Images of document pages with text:
=== Begin Enclosure ===

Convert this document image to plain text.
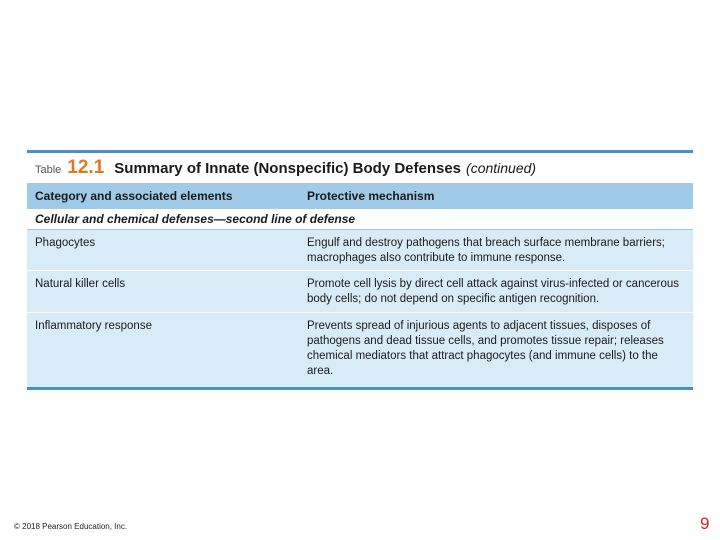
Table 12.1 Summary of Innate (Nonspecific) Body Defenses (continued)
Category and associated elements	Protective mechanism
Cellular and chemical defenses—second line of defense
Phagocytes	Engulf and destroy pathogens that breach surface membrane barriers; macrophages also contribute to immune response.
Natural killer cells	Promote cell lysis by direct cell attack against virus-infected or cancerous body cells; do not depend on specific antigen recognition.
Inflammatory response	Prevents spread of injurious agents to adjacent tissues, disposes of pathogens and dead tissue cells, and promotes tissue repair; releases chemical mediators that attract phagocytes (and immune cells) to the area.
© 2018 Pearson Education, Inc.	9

=== End Enclosure ===
=== Begin Enclosure ===

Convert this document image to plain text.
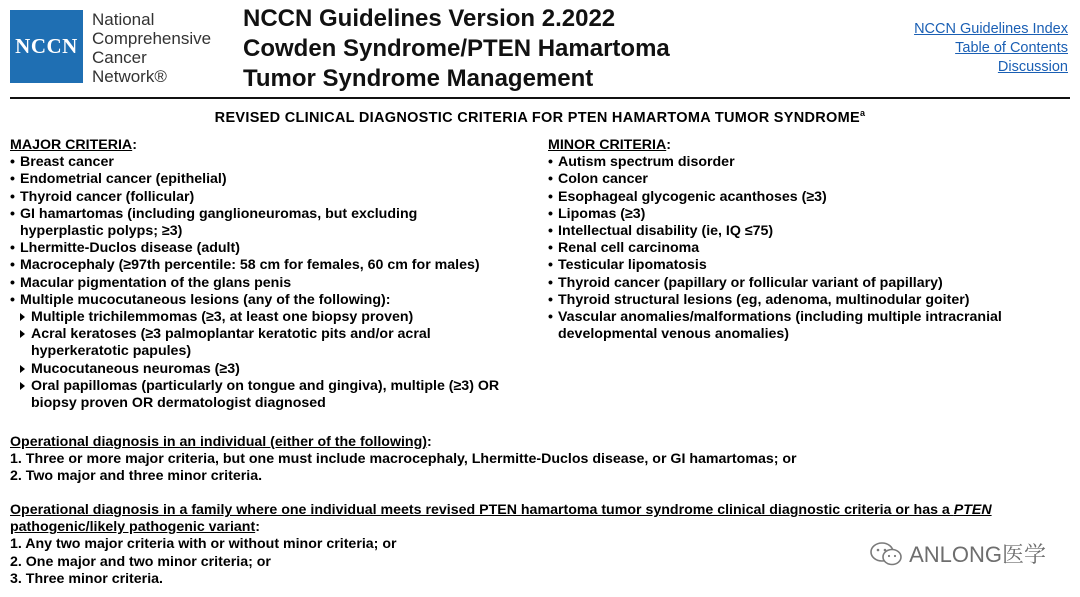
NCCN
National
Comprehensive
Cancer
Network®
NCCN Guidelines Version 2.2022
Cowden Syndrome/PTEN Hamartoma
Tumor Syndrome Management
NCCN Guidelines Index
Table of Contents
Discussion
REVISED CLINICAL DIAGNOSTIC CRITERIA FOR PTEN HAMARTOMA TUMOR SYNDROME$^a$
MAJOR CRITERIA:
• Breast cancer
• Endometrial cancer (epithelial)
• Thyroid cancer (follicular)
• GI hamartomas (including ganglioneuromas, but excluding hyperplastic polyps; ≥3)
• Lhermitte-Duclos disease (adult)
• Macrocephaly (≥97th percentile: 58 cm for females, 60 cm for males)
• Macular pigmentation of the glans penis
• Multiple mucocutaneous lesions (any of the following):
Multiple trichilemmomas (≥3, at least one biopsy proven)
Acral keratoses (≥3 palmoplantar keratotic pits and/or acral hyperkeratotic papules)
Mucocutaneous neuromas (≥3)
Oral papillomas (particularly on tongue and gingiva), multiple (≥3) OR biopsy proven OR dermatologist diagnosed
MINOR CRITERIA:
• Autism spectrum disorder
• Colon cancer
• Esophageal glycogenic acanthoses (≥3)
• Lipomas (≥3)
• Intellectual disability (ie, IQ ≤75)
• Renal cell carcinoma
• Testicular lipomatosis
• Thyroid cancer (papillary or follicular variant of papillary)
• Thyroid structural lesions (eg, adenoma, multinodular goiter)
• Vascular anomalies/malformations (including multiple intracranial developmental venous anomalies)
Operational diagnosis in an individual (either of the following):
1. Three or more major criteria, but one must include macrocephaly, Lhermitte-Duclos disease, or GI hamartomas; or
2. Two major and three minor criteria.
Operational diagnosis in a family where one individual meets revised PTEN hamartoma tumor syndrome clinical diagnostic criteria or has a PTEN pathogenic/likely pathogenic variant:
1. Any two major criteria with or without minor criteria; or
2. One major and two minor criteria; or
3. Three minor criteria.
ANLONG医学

=== End Enclosure ===

## Work to complete
Task for the records above: copy every line in which the word "lesions" occurs.

## Exercise result
• Multiple mucocutaneous lesions (any of the following):
• Thyroid structural lesions (eg, adenoma, multinodular goiter)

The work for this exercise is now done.